• _Extracted data_:

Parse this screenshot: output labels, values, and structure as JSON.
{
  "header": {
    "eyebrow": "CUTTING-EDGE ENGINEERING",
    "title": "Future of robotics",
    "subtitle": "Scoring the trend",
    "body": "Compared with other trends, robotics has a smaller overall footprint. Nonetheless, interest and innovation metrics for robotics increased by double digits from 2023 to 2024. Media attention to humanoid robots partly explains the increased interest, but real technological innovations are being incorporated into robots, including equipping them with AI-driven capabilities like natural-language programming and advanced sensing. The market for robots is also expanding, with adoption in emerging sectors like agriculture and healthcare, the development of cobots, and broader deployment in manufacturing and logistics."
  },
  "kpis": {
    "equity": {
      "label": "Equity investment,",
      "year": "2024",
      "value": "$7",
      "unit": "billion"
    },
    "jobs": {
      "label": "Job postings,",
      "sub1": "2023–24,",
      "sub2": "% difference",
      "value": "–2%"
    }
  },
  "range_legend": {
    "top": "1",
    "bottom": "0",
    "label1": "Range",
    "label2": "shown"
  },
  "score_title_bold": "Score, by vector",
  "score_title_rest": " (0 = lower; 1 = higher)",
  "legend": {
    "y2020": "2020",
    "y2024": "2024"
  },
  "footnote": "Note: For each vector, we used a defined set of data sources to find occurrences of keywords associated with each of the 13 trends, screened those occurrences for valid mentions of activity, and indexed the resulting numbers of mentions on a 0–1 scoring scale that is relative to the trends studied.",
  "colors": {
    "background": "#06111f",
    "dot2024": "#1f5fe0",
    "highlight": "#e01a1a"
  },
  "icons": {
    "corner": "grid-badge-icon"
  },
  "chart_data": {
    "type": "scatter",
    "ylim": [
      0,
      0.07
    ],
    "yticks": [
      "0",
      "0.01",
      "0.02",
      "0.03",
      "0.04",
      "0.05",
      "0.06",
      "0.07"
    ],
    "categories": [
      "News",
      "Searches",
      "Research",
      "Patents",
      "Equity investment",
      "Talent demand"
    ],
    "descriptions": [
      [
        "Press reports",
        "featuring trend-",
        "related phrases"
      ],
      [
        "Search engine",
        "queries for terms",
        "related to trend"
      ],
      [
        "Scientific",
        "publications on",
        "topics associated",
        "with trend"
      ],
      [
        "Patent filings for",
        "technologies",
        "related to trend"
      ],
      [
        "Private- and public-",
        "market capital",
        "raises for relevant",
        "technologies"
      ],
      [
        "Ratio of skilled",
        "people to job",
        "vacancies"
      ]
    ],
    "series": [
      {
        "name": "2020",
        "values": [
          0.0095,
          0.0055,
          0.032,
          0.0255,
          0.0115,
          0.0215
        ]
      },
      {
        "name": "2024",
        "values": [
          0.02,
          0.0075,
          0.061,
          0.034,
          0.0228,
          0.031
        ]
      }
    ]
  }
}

• _Task statement_: Return the listing above in full, character for character.

• _Solution for this task_:
Parse this screenshot: output labels, values, and structure as JSON.
{
  "header": {
    "eyebrow": "CUTTING-EDGE ENGINEERING",
    "title": "Future of robotics",
    "subtitle": "Scoring the trend",
    "body": "Compared with other trends, robotics has a smaller overall footprint. Nonetheless, interest and innovation metrics for robotics increased by double digits from 2023 to 2024. Media attention to humanoid robots partly explains the increased interest, but real technological innovations are being incorporated into robots, including equipping them with AI-driven capabilities like natural-language programming and advanced sensing. The market for robots is also expanding, with adoption in emerging sectors like agriculture and healthcare, the development of cobots, and broader deployment in manufacturing and logistics."
  },
  "kpis": {
    "equity": {
      "label": "Equity investment,",
      "year": "2024",
      "value": "$7",
      "unit": "billion"
    },
    "jobs": {
      "label": "Job postings,",
      "sub1": "2023–24,",
      "sub2": "% difference",
      "value": "–2%"
    }
  },
  "range_legend": {
    "top": "1",
    "bottom": "0",
    "label1": "Range",
    "label2": "shown"
  },
  "score_title_bold": "Score, by vector",
  "score_title_rest": " (0 = lower; 1 = higher)",
  "legend": {
    "y2020": "2020",
    "y2024": "2024"
  },
  "footnote": "Note: For each vector, we used a defined set of data sources to find occurrences of keywords associated with each of the 13 trends, screened those occurrences for valid mentions of activity, and indexed the resulting numbers of mentions on a 0–1 scoring scale that is relative to the trends studied.",
  "colors": {
    "background": "#06111f",
    "dot2024": "#1f5fe0",
    "highlight": "#e01a1a"
  },
  "icons": {
    "corner": "grid-badge-icon"
  },
  "chart_data": {
    "type": "scatter",
    "ylim": [
      0,
      0.07
    ],
    "yticks": [
      "0",
      "0.01",
      "0.02",
      "0.03",
      "0.04",
      "0.05",
      "0.06",
      "0.07"
    ],
    "categories": [
      "News",
      "Searches",
      "Research",
      "Patents",
      "Equity investment",
      "Talent demand"
    ],
    "descriptions": [
      [
        "Press reports",
        "featuring trend-",
        "related phrases"
      ],
      [
        "Search engine",
        "queries for terms",
        "related to trend"
      ],
      [
        "Scientific",
        "publications on",
        "topics associated",
        "with trend"
      ],
      [
        "Patent filings for",
        "technologies",
        "related to trend"
      ],
      [
        "Private- and public-",
        "market capital",
        "raises for relevant",
        "technologies"
      ],
      [
        "Ratio of skilled",
        "people to job",
        "vacancies"
      ]
    ],
    "series": [
      {
        "name": "2020",
        "values": [
          0.0095,
          0.0055,
          0.032,
          0.0255,
          0.0115,
          0.0215
        ]
      },
      {
        "name": "2024",
        "values": [
          0.02,
          0.0075,
          0.061,
          0.034,
          0.0228,
          0.031
        ]
      }
    ]
  }
}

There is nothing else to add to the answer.